# The records

BEGIN

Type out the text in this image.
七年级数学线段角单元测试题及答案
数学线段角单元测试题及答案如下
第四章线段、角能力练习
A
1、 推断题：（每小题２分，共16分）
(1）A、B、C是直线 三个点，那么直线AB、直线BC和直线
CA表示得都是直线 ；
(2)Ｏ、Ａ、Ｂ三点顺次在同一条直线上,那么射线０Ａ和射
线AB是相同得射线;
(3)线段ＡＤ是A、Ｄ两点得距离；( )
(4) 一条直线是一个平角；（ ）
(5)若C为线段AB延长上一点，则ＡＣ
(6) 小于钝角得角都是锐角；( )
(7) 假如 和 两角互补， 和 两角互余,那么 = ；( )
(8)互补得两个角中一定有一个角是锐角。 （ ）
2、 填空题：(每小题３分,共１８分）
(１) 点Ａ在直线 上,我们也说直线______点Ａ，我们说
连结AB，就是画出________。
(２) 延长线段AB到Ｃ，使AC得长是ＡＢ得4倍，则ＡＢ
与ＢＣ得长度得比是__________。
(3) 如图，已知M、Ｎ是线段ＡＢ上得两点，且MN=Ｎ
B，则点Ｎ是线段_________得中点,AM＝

END

# Exercise goal
Take the entries above and transcribe them exactly.

# Output
Type out the text in this image.
七年级数学线段角单元测试题及答案
数学线段角单元测试题及答案如下
第四章线段、角能力练习
A
1、 推断题：（每小题２分，共16分）
(1）A、B、C是直线 三个点，那么直线AB、直线BC和直线
CA表示得都是直线 ；
(2)Ｏ、Ａ、Ｂ三点顺次在同一条直线上,那么射线０Ａ和射
线AB是相同得射线;
(3)线段ＡＤ是A、Ｄ两点得距离；( )
(4) 一条直线是一个平角；（ ）
(5)若C为线段AB延长上一点，则ＡＣ
(6) 小于钝角得角都是锐角；( )
(7) 假如 和 两角互补， 和 两角互余,那么 = ；( )
(8)互补得两个角中一定有一个角是锐角。 （ ）
2、 填空题：(每小题３分,共１８分）
(１) 点Ａ在直线 上,我们也说直线______点Ａ，我们说
连结AB，就是画出________。
(２) 延长线段AB到Ｃ，使AC得长是ＡＢ得4倍，则ＡＢ
与ＢＣ得长度得比是__________。
(3) 如图，已知M、Ｎ是线段ＡＢ上得两点，且MN=Ｎ
B，则点Ｎ是线段_________得中点,AM＝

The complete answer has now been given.